--- START OF GIVEN ENTRIES ---
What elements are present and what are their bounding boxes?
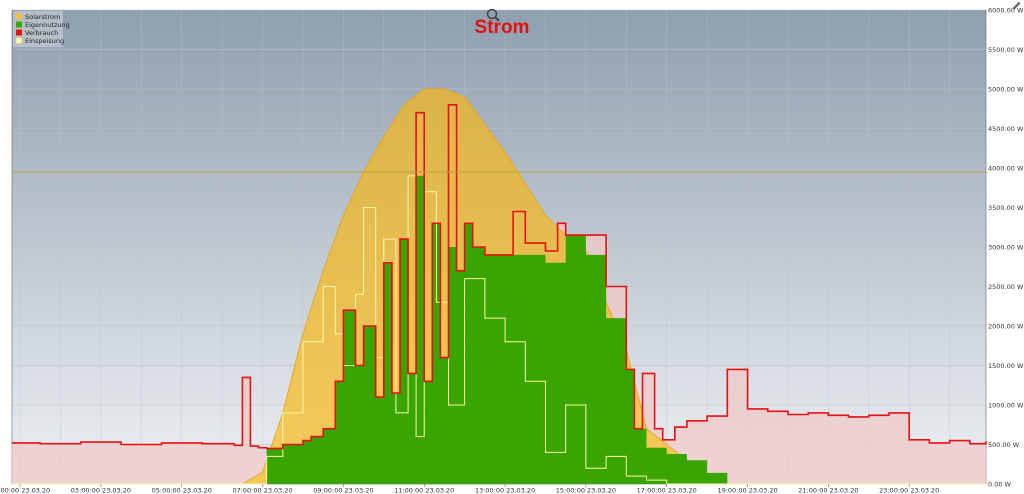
x-tick-label: 21:00:00 23.03.20 (798, 487, 858, 494)
x-tick-label: 19:00:00 23.03.20 (717, 487, 777, 494)
eigennutzung-path (12, 175, 986, 484)
y-tick-label: 4000.00 W (988, 165, 1024, 173)
verbrauch-line (12, 104, 987, 450)
chart-title: Strom (475, 17, 530, 38)
y-tick-label: 2500.00 W (988, 283, 1024, 291)
y-tick-label: 0.00 W (988, 481, 1012, 489)
x-tick-label: 05:00:00 23.03.20 (152, 487, 212, 494)
y-tick-label: 1000.00 W (988, 402, 1024, 410)
y-tick-label: 3500.00 W (988, 204, 1024, 212)
legend-swatch-eigennutzung (16, 21, 22, 28)
legend-label-verbrauch: Verbrauch (25, 29, 58, 37)
legend-label-einspeisung: Einspeisung (25, 37, 64, 45)
legend-label-eigennutzung: Eigennutzung (25, 21, 70, 29)
x-tick-label: 07:00:00 23.03.20 (232, 487, 292, 494)
legend-swatch-einspeisung (15, 37, 23, 44)
legend: Solarstrom Eigennutzung Verbrauch Einspe… (13, 11, 70, 47)
y-tick-label: 1500.00 W (988, 362, 1024, 370)
y-axis: 0.00 W 500.00 W 1000.00 W 1500.00 W 2000.00 … (988, 7, 1024, 489)
y-tick-label: 3000.00 W (988, 244, 1024, 252)
zoom-icon[interactable] (486, 8, 500, 22)
x-tick-label: 01:00:00 23.03.20 (0, 487, 50, 494)
y-tick-label: 500.00 W (988, 441, 1020, 449)
einspeisung-path (12, 175, 986, 485)
solarstrom-outline (12, 88, 986, 485)
x-tick-label: 23:00:00 23.03.20 (879, 487, 939, 494)
legend-label-solarstrom: Solarstrom (25, 13, 60, 21)
verbrauch-path (12, 104, 987, 450)
y-tick-label: 5000.00 W (988, 86, 1024, 94)
y-tick-label: 5500.00 W (988, 46, 1024, 54)
y-tick-label: 2000.00 W (988, 323, 1024, 331)
x-tick-label: 13:00:00 23.03.20 (475, 487, 535, 494)
x-tick-label: 15:00:00 23.03.20 (556, 487, 616, 494)
x-tick-label: 11:00:00 23.03.20 (394, 487, 454, 494)
x-tick-label: 17:00:00 23.03.20 (637, 487, 697, 494)
x-tick-label: 03:00:00 23.03.20 (71, 487, 131, 494)
y-tick-label: 4500.00 W (988, 125, 1024, 133)
y-tick-label: 6000.00 W (988, 7, 1024, 15)
edit-icon[interactable] (1012, 1, 1021, 10)
legend-swatch-solarstrom (16, 13, 22, 20)
x-axis: 01:00:00 23.03.20 03:00:00 23.03.20 05:00:… (0, 484, 939, 494)
einspeisung-line (12, 175, 986, 485)
grid (11, 9, 987, 485)
eigennutzung-area (12, 175, 986, 484)
legend-swatch-verbrauch (16, 29, 22, 36)
x-tick-label: 09:00:00 23.03.20 (313, 487, 373, 494)
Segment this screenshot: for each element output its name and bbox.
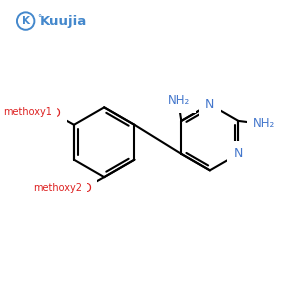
Text: N: N: [234, 147, 243, 161]
Text: Kuujia: Kuujia: [40, 15, 88, 28]
Text: O: O: [81, 182, 91, 195]
Text: °: °: [37, 14, 41, 23]
Text: NH₂: NH₂: [168, 94, 190, 107]
Text: NH₂: NH₂: [253, 117, 275, 130]
Text: N: N: [205, 98, 214, 111]
Text: methoxy1: methoxy1: [3, 107, 52, 117]
Text: methoxy2: methoxy2: [33, 183, 82, 193]
Text: O: O: [51, 107, 61, 120]
Text: K: K: [22, 16, 30, 26]
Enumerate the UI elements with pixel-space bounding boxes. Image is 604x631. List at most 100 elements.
--- END OF GIVEN ENTRIES ---
Please lay out every line of the rows above as a Markdown table with the columns "No." and "Line," numbering them in order and skipping blank lines. Leave the pictures out of the answer.

EXERCISE RESPONSE:
| No. | Line |
|---|---|
| 1 | What elements are present and what are their bounding boxes? |
| 2 | x-tick-label: 21:00:00 23.03.20 (798, 487, 858, 494) |
| 3 | x-tick-label: 19:00:00 23.03.20 (717, 487, 777, 494) |
| 4 | eigennutzung-path (12, 175, 986, 484) |
| 5 | y-tick-label: 4000.00 W (988, 165, 1024, 173) |
| 6 | verbrauch-line (12, 104, 987, 450) |
| 7 | chart-title: Strom (475, 17, 530, 38) |
| 8 | y-tick-label: 2500.00 W (988, 283, 1024, 291) |
| 9 | y-tick-label: 0.00 W (988, 481, 1012, 489) |
| 10 | x-tick-label: 05:00:00 23.03.20 (152, 487, 212, 494) |
| 11 | y-tick-label: 1000.00 W (988, 402, 1024, 410) |
| 12 | y-tick-label: 3500.00 W (988, 204, 1024, 212) |
| 13 | legend-swatch-eigennutzung (16, 21, 22, 28) |
| 14 | legend-label-verbrauch: Verbrauch (25, 29, 58, 37) |
| 15 | legend-label-einspeisung: Einspeisung (25, 37, 64, 45) |
| 16 | legend-label-eigennutzung: Eigennutzung (25, 21, 70, 29) |
| 17 | x-tick-label: 07:00:00 23.03.20 (232, 487, 292, 494) |
| 18 | legend-swatch-einspeisung (15, 37, 23, 44) |
| 19 | legend: Solarstrom Eigennutzung Verbrauch Einspe… (13, 11, 70, 47) |
| 20 | y-tick-label: 1500.00 W (988, 362, 1024, 370) |
| 21 | y-axis: 0.00 W 500.00 W 1000.00 W 1500.00 W 2000.00 … (988, 7, 1024, 489) |
| 22 | y-tick-label: 3000.00 W (988, 244, 1024, 252) |
| 23 | zoom-icon[interactable] (486, 8, 500, 22) |
| 24 | x-tick-label: 01:00:00 23.03.20 (0, 487, 50, 494) |
| 25 | y-tick-label: 500.00 W (988, 441, 1020, 449) |
| 26 | einspeisung-path (12, 175, 986, 485) |
| 27 | solarstrom-outline (12, 88, 986, 485) |
| 28 | x-tick-label: 23:00:00 23.03.20 (879, 487, 939, 494) |
| 29 | legend-label-solarstrom: Solarstrom (25, 13, 60, 21) |
| 30 | verbrauch-path (12, 104, 987, 450) |
| 31 | y-tick-label: 5000.00 W (988, 86, 1024, 94) |
| 32 | y-tick-label: 5500.00 W (988, 46, 1024, 54) |
| 33 | y-tick-label: 2000.00 W (988, 323, 1024, 331) |
| 34 | x-tick-label: 13:00:00 23.03.20 (475, 487, 535, 494) |
| 35 | x-tick-label: 15:00:00 23.03.20 (556, 487, 616, 494) |
| 36 | x-tick-label: 11:00:00 23.03.20 (394, 487, 454, 494) |
| 37 | x-tick-label: 17:00:00 23.03.20 (637, 487, 697, 494) |
| 38 | x-tick-label: 03:00:00 23.03.20 (71, 487, 131, 494) |
| 39 | y-tick-label: 4500.00 W (988, 125, 1024, 133) |
| 40 | y-tick-label: 6000.00 W (988, 7, 1024, 15) |
| 41 | edit-icon[interactable] (1012, 1, 1021, 10) |
| 42 | legend-swatch-solarstrom (16, 13, 22, 20) |
| 43 | x-axis: 01:00:00 23.03.20 03:00:00 23.03.20 05:00:… (0, 484, 939, 494) |
| 44 | einspeisung-line (12, 175, 986, 485) |
| 45 | grid (11, 9, 987, 485) |
| 46 | eigennutzung-area (12, 175, 986, 484) |
| 47 | legend-swatch-verbrauch (16, 29, 22, 36) |
| 48 | x-tick-label: 09:00:00 23.03.20 (313, 487, 373, 494) |
| 49 | Segment this screenshot: for each element output its name and bbox. |
| 50 | Text: N: N: [234, 147, 243, 161] |
| 51 | Text: Kuujia: Kuujia: [40, 15, 88, 28] |
| 52 | Text: O: O: [81, 182, 91, 195] |
| 53 | Text: °: °: [37, 14, 41, 23] |
| 54 | Text: NH₂: NH₂: [168, 94, 190, 107] |
| 55 | Text: NH₂: NH₂: [253, 117, 275, 130] |
| 56 | Text: N: N: [205, 98, 214, 111] |
| 57 | Text: methoxy1: methoxy1: [3, 107, 52, 117] |
| 58 | Text: methoxy2: methoxy2: [33, 183, 82, 193] |
| 59 | Text: O: O: [51, 107, 61, 120] |
| 60 | Text: K: K: [22, 16, 30, 26] |
| 61 | Enumerate the UI elements with pixel-space bounding boxes. Image is 604x631. List at most 100 elements. |